Collected data:
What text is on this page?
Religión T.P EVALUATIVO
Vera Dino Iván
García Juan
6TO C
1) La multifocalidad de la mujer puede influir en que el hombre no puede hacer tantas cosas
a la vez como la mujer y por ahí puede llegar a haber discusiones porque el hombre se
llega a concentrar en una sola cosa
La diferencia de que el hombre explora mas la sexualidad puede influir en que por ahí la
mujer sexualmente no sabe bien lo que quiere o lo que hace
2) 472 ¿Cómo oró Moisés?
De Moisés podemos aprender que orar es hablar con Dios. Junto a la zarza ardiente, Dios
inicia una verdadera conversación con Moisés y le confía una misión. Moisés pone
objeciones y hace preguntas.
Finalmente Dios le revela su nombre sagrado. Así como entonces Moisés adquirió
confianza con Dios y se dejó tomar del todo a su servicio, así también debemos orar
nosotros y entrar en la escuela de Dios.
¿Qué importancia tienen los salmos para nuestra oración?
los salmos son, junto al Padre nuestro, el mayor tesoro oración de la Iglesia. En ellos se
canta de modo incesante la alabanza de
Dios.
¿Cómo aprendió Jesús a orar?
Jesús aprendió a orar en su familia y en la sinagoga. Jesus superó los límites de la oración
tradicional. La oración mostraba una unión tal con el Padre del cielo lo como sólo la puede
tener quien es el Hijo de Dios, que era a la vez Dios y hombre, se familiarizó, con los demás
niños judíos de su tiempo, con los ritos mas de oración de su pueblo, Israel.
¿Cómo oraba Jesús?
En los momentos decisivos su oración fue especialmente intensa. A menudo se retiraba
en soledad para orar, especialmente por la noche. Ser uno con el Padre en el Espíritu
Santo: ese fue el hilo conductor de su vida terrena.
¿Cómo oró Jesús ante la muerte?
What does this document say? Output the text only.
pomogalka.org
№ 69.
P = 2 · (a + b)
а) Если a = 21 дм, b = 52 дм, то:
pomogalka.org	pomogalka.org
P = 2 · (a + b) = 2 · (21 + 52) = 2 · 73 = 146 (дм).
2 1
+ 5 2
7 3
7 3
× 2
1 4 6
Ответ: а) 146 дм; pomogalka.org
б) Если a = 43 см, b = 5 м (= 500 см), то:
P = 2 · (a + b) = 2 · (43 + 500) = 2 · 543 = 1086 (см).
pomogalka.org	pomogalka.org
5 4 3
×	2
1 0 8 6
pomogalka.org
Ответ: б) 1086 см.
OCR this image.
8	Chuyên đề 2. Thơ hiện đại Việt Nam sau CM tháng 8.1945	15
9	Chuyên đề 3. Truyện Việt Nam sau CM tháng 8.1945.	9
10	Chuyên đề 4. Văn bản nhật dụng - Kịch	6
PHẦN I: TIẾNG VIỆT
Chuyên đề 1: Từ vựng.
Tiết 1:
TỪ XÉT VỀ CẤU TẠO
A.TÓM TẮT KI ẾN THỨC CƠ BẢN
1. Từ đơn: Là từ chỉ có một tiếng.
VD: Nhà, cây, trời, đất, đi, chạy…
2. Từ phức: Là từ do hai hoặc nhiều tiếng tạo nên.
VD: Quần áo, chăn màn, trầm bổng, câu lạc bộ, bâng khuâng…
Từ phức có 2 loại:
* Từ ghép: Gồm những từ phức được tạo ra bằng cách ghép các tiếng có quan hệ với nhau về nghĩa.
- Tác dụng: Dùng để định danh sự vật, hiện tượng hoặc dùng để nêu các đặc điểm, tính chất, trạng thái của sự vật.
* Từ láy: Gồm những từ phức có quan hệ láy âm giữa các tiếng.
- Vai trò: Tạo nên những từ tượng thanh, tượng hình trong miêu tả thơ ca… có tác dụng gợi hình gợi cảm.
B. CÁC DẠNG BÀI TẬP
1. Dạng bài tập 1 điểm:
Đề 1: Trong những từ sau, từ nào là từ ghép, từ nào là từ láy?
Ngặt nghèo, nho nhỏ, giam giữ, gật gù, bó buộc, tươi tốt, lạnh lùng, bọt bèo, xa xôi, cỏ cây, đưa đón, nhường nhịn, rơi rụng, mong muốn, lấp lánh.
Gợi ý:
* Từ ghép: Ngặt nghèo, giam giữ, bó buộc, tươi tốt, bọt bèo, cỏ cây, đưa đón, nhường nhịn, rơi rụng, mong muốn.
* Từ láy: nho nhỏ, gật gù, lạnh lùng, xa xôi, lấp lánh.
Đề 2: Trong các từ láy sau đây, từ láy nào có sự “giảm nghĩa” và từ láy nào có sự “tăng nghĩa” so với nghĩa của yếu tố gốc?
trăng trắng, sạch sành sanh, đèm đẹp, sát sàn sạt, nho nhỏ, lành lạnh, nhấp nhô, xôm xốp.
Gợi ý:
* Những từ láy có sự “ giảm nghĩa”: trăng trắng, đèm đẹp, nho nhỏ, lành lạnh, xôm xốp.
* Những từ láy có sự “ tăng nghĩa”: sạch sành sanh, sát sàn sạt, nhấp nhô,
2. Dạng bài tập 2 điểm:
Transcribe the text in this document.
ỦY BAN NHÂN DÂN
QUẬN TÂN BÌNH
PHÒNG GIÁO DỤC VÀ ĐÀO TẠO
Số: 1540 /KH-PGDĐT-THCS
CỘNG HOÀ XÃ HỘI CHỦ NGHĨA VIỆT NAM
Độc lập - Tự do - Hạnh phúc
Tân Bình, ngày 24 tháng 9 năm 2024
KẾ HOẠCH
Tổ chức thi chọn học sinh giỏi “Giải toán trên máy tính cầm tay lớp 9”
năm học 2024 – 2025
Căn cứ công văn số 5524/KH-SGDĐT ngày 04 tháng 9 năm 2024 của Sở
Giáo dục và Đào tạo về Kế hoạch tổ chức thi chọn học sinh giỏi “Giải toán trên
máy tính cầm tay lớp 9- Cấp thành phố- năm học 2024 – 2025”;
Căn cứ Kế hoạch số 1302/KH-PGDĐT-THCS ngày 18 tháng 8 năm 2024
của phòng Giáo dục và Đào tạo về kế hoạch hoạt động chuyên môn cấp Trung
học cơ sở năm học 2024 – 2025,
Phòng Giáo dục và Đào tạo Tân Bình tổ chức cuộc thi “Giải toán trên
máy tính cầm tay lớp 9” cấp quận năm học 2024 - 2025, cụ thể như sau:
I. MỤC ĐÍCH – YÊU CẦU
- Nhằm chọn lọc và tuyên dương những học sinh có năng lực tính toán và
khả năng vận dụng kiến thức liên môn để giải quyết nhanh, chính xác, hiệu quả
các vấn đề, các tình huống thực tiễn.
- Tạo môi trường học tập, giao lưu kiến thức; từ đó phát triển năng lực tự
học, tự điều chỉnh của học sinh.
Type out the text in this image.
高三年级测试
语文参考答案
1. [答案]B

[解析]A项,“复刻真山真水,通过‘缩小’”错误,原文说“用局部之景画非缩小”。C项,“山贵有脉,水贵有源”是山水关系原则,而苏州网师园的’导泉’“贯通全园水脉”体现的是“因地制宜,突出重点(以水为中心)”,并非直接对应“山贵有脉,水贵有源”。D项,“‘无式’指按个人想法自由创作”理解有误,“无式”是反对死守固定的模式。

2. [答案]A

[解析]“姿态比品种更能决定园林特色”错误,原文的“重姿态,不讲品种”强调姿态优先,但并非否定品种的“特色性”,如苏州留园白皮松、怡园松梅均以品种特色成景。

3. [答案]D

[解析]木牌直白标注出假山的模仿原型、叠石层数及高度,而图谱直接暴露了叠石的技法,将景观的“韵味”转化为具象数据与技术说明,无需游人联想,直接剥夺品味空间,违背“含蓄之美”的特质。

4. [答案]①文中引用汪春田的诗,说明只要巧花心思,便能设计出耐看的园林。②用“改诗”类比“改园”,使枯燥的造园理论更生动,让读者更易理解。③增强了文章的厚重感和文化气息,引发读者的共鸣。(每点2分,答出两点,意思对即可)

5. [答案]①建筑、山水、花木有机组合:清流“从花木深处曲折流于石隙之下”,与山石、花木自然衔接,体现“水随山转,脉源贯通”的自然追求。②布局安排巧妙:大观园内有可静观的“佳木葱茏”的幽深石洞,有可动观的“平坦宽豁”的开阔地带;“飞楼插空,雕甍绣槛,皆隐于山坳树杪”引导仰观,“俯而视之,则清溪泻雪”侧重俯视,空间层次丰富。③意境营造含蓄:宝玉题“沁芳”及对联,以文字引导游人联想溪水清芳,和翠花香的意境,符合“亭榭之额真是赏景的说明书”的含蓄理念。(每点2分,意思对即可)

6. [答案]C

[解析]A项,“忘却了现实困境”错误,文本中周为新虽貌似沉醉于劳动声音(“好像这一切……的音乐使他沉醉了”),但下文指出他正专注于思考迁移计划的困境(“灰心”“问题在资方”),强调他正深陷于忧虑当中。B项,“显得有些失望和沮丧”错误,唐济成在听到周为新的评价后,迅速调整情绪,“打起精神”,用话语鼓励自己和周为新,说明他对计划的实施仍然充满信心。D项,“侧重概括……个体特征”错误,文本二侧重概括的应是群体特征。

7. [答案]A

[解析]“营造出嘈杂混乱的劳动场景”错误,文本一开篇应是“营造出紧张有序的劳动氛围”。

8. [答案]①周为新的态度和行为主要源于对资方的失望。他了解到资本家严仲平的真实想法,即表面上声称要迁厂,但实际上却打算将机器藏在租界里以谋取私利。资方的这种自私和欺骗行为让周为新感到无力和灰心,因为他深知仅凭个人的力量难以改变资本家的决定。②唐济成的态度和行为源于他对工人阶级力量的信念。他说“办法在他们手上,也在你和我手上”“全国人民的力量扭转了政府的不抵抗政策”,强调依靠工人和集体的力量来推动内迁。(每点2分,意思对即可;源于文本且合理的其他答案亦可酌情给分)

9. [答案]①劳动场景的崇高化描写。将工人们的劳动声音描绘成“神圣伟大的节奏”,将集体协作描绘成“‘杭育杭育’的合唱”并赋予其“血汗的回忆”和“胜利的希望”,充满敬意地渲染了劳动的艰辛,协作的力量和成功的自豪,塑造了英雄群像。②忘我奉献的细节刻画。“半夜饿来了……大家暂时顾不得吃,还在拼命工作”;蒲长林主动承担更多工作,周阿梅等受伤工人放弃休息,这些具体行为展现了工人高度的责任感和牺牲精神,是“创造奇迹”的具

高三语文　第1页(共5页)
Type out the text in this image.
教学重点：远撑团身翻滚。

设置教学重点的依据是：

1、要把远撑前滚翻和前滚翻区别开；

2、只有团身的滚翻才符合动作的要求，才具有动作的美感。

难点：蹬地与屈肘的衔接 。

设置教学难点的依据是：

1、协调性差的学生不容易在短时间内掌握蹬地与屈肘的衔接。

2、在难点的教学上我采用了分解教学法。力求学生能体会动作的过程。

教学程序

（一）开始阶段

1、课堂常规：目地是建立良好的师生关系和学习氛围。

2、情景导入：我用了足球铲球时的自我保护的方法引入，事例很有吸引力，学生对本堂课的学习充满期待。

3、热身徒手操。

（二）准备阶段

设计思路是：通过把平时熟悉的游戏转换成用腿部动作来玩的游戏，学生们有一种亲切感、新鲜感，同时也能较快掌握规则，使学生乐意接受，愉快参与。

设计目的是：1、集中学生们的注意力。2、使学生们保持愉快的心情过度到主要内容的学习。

## Your task
Look through the entries above; copy each line where the string "giỏi" appears.

## Final answer
Tổ chức thi chọn học sinh giỏi “Giải toán trên máy tính cầm tay lớp 9”
Giáo dục và Đào tạo về Kế hoạch tổ chức thi chọn học sinh giỏi “Giải toán trên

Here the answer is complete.